What to produce:
Report all lines from the entries below in which "FIXLOC" appears.

[Recorded data]
-- Start --

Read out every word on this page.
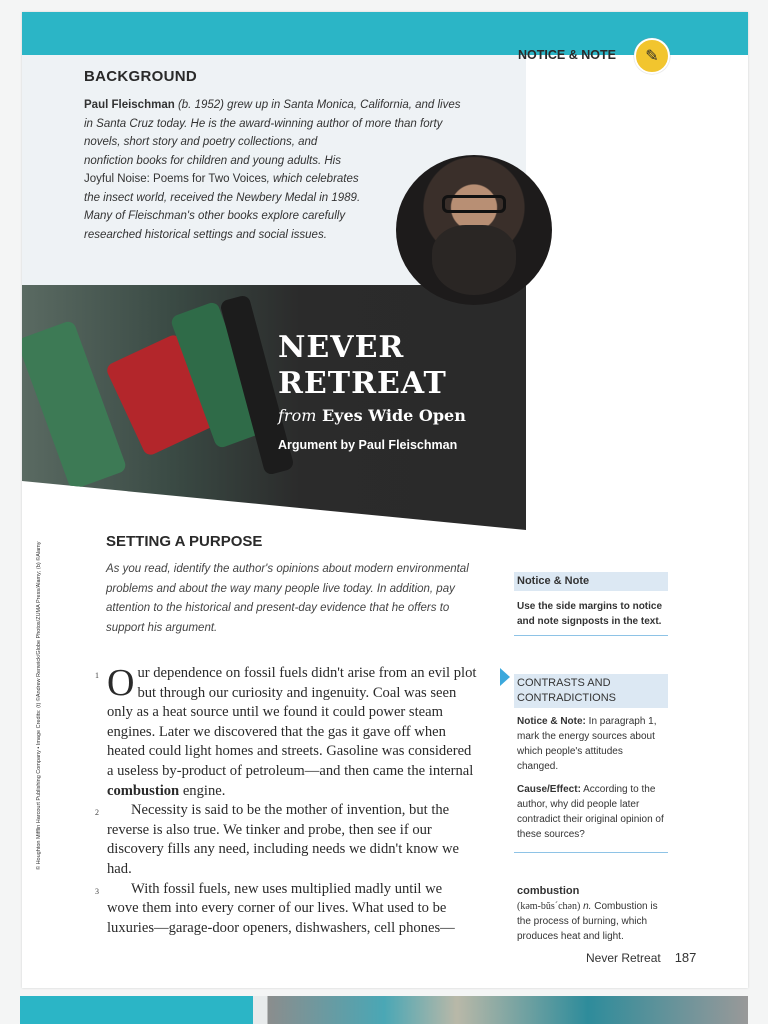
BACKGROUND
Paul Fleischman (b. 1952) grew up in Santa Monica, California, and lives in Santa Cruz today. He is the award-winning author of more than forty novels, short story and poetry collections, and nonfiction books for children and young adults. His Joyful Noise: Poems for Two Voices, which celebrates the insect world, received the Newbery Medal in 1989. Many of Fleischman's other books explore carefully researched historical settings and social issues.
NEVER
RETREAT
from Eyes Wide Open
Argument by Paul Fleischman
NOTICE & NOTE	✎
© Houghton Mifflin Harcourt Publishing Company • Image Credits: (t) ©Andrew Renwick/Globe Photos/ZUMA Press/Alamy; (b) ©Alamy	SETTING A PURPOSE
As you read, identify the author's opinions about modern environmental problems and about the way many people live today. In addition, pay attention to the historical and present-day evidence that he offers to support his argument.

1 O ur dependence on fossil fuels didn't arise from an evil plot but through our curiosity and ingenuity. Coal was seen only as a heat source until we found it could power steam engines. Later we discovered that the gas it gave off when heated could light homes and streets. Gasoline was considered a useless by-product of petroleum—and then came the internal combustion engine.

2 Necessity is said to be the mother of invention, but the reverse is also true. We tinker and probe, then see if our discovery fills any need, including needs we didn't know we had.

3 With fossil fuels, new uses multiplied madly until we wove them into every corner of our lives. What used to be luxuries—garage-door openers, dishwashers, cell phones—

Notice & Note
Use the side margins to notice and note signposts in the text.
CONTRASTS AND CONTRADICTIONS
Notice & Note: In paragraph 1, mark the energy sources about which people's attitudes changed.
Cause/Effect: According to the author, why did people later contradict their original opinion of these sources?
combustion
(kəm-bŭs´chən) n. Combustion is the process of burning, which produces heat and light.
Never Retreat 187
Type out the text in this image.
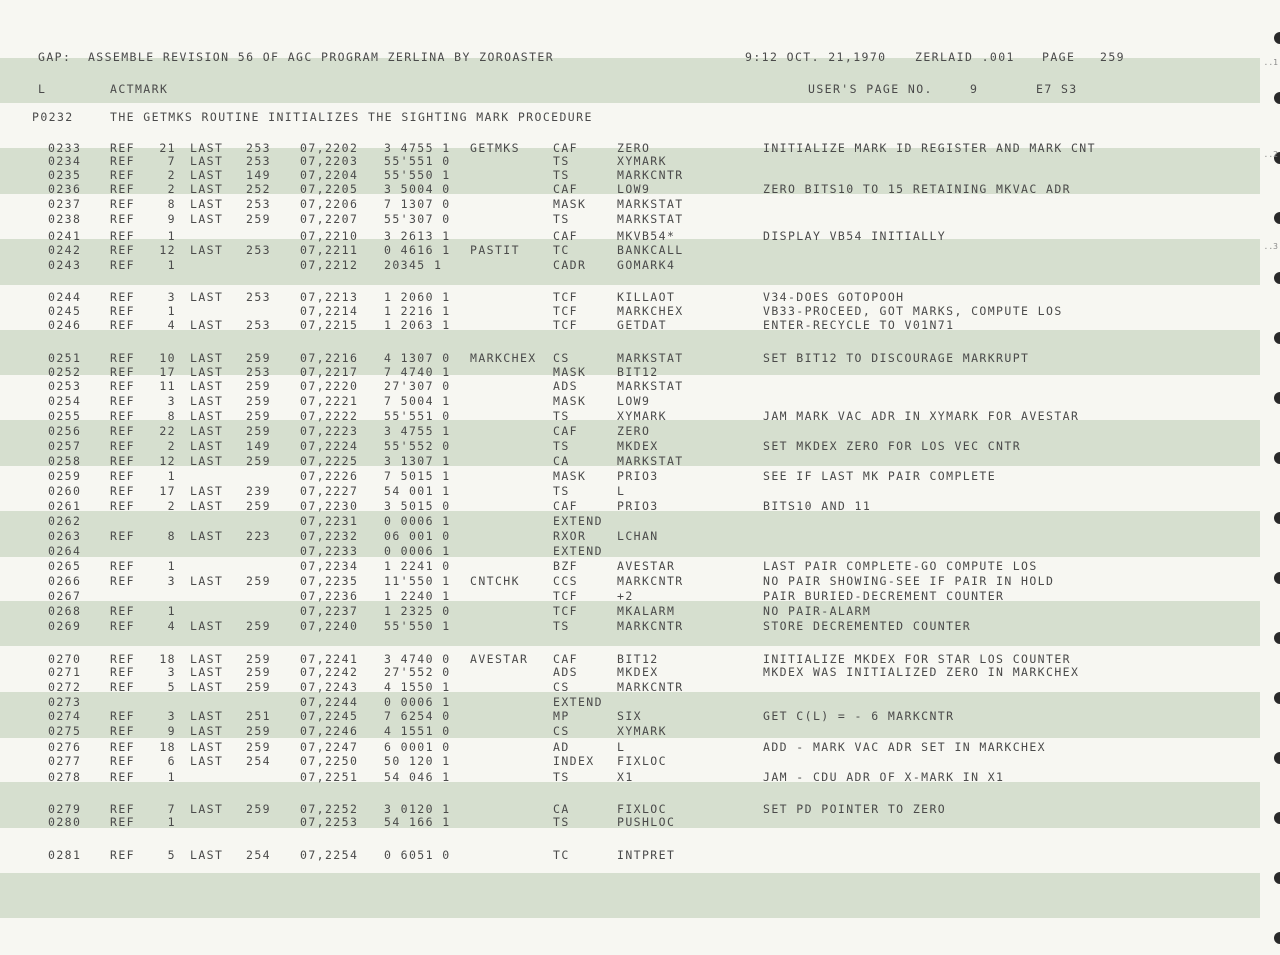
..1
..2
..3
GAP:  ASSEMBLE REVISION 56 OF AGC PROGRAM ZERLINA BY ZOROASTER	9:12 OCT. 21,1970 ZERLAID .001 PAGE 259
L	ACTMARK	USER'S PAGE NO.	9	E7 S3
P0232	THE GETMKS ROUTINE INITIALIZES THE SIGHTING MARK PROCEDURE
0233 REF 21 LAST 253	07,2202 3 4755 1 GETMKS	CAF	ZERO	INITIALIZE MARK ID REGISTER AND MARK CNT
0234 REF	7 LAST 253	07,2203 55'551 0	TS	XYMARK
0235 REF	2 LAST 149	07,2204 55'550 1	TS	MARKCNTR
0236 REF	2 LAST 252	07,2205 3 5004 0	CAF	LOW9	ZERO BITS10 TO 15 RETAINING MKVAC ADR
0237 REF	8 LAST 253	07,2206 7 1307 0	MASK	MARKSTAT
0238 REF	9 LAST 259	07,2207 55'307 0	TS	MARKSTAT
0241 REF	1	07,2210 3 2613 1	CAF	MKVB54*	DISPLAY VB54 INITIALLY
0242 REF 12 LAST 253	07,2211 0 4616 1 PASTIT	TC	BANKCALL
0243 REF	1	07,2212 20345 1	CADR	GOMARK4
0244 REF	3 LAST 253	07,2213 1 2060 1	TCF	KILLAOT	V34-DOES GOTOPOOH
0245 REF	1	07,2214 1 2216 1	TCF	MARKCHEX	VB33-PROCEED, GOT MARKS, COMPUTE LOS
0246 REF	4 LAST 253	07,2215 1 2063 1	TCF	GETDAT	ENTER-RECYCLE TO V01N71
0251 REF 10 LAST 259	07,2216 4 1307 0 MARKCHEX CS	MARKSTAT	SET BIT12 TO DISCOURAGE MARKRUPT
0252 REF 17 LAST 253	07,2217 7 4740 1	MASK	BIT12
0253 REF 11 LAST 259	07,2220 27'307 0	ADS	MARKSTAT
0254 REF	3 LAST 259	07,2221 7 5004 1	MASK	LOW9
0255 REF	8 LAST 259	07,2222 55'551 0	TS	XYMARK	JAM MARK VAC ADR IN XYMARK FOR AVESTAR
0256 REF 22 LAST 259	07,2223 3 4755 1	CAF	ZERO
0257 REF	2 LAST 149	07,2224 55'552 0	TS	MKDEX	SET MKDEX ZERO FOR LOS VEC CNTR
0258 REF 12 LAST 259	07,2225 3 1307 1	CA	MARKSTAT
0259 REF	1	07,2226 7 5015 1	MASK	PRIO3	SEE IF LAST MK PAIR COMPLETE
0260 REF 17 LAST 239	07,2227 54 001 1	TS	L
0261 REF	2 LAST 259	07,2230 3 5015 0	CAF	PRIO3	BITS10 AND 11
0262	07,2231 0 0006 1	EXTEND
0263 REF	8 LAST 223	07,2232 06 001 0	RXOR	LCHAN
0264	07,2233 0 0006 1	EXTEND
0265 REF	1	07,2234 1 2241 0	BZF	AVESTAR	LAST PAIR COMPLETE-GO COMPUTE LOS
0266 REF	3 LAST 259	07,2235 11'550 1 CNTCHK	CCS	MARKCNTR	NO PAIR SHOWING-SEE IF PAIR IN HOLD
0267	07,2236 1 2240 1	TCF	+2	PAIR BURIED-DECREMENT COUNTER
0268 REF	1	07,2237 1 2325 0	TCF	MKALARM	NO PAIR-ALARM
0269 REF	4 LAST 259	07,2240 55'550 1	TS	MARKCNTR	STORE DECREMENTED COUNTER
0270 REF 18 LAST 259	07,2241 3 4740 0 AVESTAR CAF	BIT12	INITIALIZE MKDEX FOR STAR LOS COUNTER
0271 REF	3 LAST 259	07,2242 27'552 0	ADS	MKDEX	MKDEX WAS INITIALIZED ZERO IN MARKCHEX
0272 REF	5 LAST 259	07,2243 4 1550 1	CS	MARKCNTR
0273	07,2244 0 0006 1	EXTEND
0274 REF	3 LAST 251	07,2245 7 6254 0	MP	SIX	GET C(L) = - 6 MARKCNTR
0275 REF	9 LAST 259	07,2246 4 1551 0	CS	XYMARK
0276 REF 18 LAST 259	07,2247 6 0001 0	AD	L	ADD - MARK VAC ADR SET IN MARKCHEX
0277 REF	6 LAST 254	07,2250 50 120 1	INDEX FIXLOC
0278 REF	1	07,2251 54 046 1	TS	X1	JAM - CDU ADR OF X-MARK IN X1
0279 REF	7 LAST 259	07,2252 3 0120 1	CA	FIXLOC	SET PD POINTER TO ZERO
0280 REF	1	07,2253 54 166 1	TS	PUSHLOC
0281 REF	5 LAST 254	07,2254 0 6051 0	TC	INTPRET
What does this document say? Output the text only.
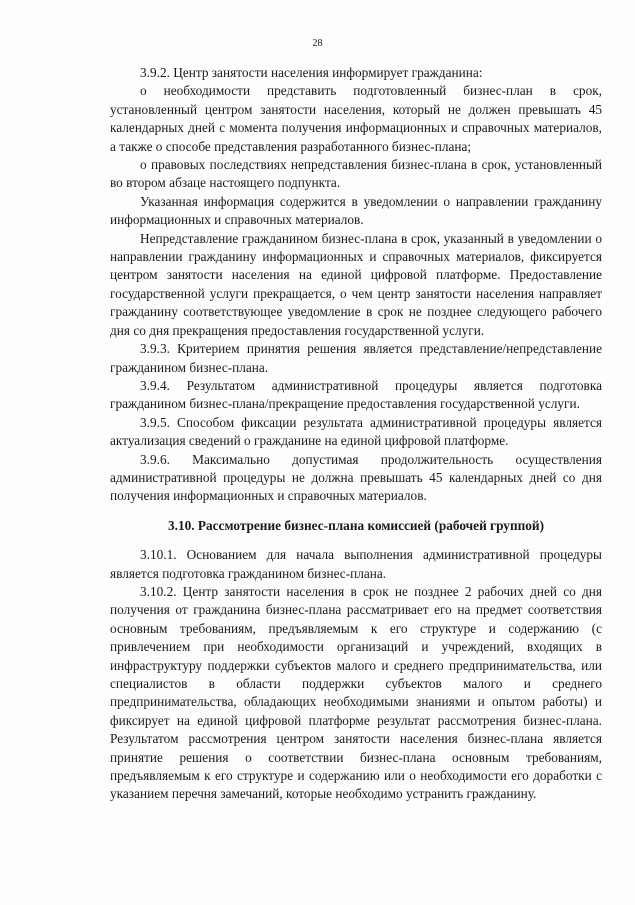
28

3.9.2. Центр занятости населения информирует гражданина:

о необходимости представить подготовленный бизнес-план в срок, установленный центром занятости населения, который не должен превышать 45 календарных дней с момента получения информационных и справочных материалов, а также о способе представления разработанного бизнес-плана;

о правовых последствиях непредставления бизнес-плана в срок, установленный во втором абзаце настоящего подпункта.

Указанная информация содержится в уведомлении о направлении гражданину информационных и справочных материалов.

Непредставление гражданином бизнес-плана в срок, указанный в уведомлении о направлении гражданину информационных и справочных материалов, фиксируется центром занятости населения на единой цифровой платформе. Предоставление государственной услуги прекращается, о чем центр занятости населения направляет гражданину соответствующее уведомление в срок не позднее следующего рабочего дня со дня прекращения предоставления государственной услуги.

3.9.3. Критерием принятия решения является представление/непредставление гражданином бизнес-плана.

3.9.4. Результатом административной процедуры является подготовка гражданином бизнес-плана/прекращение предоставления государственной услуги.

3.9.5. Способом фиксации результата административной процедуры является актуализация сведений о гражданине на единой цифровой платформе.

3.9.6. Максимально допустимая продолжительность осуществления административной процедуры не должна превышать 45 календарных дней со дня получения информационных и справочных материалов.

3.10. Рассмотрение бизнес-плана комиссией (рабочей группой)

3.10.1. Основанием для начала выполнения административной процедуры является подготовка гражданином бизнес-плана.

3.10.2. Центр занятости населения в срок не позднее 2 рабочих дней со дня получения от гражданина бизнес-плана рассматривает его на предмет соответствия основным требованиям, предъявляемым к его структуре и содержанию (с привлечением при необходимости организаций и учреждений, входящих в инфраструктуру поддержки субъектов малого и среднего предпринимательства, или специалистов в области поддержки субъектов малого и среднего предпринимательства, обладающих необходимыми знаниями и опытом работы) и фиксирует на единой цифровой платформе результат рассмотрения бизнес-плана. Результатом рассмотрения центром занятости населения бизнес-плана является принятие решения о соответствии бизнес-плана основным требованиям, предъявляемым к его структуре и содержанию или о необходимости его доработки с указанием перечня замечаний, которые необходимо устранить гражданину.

-- End --

Response:
0277 REF	6 LAST 254	07,2250 50 120 1	INDEX FIXLOC
0279 REF	7 LAST 259	07,2252 3 0120 1	CA	FIXLOC	SET PD POINTER TO ZERO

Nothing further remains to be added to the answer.